Request — Make an exact copy of all the data.

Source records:
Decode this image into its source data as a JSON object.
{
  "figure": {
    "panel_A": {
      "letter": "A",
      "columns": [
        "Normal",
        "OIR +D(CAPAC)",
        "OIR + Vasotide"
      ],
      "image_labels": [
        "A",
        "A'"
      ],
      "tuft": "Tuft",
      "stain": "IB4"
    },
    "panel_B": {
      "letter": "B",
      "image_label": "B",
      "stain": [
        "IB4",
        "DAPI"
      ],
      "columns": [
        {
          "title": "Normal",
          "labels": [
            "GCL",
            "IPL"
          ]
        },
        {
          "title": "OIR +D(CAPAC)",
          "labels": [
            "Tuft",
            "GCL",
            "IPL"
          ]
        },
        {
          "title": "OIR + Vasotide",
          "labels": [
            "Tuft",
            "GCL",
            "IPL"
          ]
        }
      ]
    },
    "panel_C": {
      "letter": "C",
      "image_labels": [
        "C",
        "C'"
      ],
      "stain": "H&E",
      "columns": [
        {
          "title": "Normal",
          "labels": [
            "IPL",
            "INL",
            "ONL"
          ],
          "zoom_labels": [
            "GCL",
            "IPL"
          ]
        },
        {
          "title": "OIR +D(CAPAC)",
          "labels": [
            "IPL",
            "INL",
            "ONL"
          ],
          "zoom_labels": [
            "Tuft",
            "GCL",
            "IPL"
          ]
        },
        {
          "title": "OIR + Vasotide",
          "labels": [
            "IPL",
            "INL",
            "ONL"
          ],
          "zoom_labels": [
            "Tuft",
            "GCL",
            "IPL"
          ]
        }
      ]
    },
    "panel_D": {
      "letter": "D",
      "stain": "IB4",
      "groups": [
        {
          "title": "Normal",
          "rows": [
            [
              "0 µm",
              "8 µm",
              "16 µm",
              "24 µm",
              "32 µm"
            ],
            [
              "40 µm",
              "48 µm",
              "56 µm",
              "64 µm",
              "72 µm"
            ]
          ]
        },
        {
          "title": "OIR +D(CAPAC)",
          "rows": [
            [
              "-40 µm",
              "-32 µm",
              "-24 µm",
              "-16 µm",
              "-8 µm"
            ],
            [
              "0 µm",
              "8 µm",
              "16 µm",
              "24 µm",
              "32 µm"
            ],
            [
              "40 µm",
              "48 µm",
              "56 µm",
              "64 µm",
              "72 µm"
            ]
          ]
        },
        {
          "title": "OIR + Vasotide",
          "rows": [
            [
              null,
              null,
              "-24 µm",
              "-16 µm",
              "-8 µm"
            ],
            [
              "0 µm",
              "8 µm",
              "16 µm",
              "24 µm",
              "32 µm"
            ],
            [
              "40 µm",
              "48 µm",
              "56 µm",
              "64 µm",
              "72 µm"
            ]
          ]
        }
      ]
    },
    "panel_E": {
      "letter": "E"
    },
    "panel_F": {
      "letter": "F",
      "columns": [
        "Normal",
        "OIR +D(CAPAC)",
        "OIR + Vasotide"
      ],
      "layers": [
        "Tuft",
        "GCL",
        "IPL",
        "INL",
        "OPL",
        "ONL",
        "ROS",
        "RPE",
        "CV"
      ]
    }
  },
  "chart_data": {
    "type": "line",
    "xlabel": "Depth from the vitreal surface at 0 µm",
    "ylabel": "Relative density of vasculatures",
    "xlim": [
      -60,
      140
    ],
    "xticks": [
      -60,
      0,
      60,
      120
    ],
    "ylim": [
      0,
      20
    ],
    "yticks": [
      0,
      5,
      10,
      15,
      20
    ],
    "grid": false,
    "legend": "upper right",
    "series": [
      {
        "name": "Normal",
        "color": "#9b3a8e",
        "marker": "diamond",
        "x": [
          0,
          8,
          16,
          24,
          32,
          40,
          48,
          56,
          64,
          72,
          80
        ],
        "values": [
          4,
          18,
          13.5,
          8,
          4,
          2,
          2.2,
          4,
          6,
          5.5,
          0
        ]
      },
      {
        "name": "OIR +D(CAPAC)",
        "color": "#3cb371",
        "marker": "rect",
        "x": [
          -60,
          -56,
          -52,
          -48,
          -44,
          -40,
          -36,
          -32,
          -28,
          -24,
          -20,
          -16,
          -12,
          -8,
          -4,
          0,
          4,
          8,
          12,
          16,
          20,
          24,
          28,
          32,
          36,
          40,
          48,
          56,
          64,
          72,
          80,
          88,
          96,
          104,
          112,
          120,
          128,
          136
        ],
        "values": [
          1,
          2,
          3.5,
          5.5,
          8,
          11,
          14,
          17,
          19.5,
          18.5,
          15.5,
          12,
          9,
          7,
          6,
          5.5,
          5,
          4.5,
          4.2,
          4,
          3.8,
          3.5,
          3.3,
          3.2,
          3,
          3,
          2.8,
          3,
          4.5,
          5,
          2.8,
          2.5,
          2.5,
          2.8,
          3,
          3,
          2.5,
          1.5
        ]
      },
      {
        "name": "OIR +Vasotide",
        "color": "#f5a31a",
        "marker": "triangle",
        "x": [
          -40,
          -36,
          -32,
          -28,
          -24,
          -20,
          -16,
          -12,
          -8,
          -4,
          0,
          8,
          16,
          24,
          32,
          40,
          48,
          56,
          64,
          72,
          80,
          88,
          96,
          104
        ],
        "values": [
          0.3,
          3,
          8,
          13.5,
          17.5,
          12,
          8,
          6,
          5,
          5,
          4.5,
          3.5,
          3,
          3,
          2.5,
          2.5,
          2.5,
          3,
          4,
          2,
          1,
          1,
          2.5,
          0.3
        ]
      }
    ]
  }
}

Response for this exercise —
Decode this image into its source data as a JSON object.
{
  "figure": {
    "panel_A": {
      "letter": "A",
      "columns": [
        "Normal",
        "OIR +D(CAPAC)",
        "OIR + Vasotide"
      ],
      "image_labels": [
        "A",
        "A'"
      ],
      "tuft": "Tuft",
      "stain": "IB4"
    },
    "panel_B": {
      "letter": "B",
      "image_label": "B",
      "stain": [
        "IB4",
        "DAPI"
      ],
      "columns": [
        {
          "title": "Normal",
          "labels": [
            "GCL",
            "IPL"
          ]
        },
        {
          "title": "OIR +D(CAPAC)",
          "labels": [
            "Tuft",
            "GCL",
            "IPL"
          ]
        },
        {
          "title": "OIR + Vasotide",
          "labels": [
            "Tuft",
            "GCL",
            "IPL"
          ]
        }
      ]
    },
    "panel_C": {
      "letter": "C",
      "image_labels": [
        "C",
        "C'"
      ],
      "stain": "H&E",
      "columns": [
        {
          "title": "Normal",
          "labels": [
            "IPL",
            "INL",
            "ONL"
          ],
          "zoom_labels": [
            "GCL",
            "IPL"
          ]
        },
        {
          "title": "OIR +D(CAPAC)",
          "labels": [
            "IPL",
            "INL",
            "ONL"
          ],
          "zoom_labels": [
            "Tuft",
            "GCL",
            "IPL"
          ]
        },
        {
          "title": "OIR + Vasotide",
          "labels": [
            "IPL",
            "INL",
            "ONL"
          ],
          "zoom_labels": [
            "Tuft",
            "GCL",
            "IPL"
          ]
        }
      ]
    },
    "panel_D": {
      "letter": "D",
      "stain": "IB4",
      "groups": [
        {
          "title": "Normal",
          "rows": [
            [
              "0 µm",
              "8 µm",
              "16 µm",
              "24 µm",
              "32 µm"
            ],
            [
              "40 µm",
              "48 µm",
              "56 µm",
              "64 µm",
              "72 µm"
            ]
          ]
        },
        {
          "title": "OIR +D(CAPAC)",
          "rows": [
            [
              "-40 µm",
              "-32 µm",
              "-24 µm",
              "-16 µm",
              "-8 µm"
            ],
            [
              "0 µm",
              "8 µm",
              "16 µm",
              "24 µm",
              "32 µm"
            ],
            [
              "40 µm",
              "48 µm",
              "56 µm",
              "64 µm",
              "72 µm"
            ]
          ]
        },
        {
          "title": "OIR + Vasotide",
          "rows": [
            [
              null,
              null,
              "-24 µm",
              "-16 µm",
              "-8 µm"
            ],
            [
              "0 µm",
              "8 µm",
              "16 µm",
              "24 µm",
              "32 µm"
            ],
            [
              "40 µm",
              "48 µm",
              "56 µm",
              "64 µm",
              "72 µm"
            ]
          ]
        }
      ]
    },
    "panel_E": {
      "letter": "E"
    },
    "panel_F": {
      "letter": "F",
      "columns": [
        "Normal",
        "OIR +D(CAPAC)",
        "OIR + Vasotide"
      ],
      "layers": [
        "Tuft",
        "GCL",
        "IPL",
        "INL",
        "OPL",
        "ONL",
        "ROS",
        "RPE",
        "CV"
      ]
    }
  },
  "chart_data": {
    "type": "line",
    "xlabel": "Depth from the vitreal surface at 0 µm",
    "ylabel": "Relative density of vasculatures",
    "xlim": [
      -60,
      140
    ],
    "xticks": [
      -60,
      0,
      60,
      120
    ],
    "ylim": [
      0,
      20
    ],
    "yticks": [
      0,
      5,
      10,
      15,
      20
    ],
    "grid": false,
    "legend": "upper right",
    "series": [
      {
        "name": "Normal",
        "color": "#9b3a8e",
        "marker": "diamond",
        "x": [
          0,
          8,
          16,
          24,
          32,
          40,
          48,
          56,
          64,
          72,
          80
        ],
        "values": [
          4,
          18,
          13.5,
          8,
          4,
          2,
          2.2,
          4,
          6,
          5.5,
          0
        ]
      },
      {
        "name": "OIR +D(CAPAC)",
        "color": "#3cb371",
        "marker": "rect",
        "x": [
          -60,
          -56,
          -52,
          -48,
          -44,
          -40,
          -36,
          -32,
          -28,
          -24,
          -20,
          -16,
          -12,
          -8,
          -4,
          0,
          4,
          8,
          12,
          16,
          20,
          24,
          28,
          32,
          36,
          40,
          48,
          56,
          64,
          72,
          80,
          88,
          96,
          104,
          112,
          120,
          128,
          136
        ],
        "values": [
          1,
          2,
          3.5,
          5.5,
          8,
          11,
          14,
          17,
          19.5,
          18.5,
          15.5,
          12,
          9,
          7,
          6,
          5.5,
          5,
          4.5,
          4.2,
          4,
          3.8,
          3.5,
          3.3,
          3.2,
          3,
          3,
          2.8,
          3,
          4.5,
          5,
          2.8,
          2.5,
          2.5,
          2.8,
          3,
          3,
          2.5,
          1.5
        ]
      },
      {
        "name": "OIR +Vasotide",
        "color": "#f5a31a",
        "marker": "triangle",
        "x": [
          -40,
          -36,
          -32,
          -28,
          -24,
          -20,
          -16,
          -12,
          -8,
          -4,
          0,
          8,
          16,
          24,
          32,
          40,
          48,
          56,
          64,
          72,
          80,
          88,
          96,
          104
        ],
        "values": [
          0.3,
          3,
          8,
          13.5,
          17.5,
          12,
          8,
          6,
          5,
          5,
          4.5,
          3.5,
          3,
          3,
          2.5,
          2.5,
          2.5,
          3,
          4,
          2,
          1,
          1,
          2.5,
          0.3
        ]
      }
    ]
  }
}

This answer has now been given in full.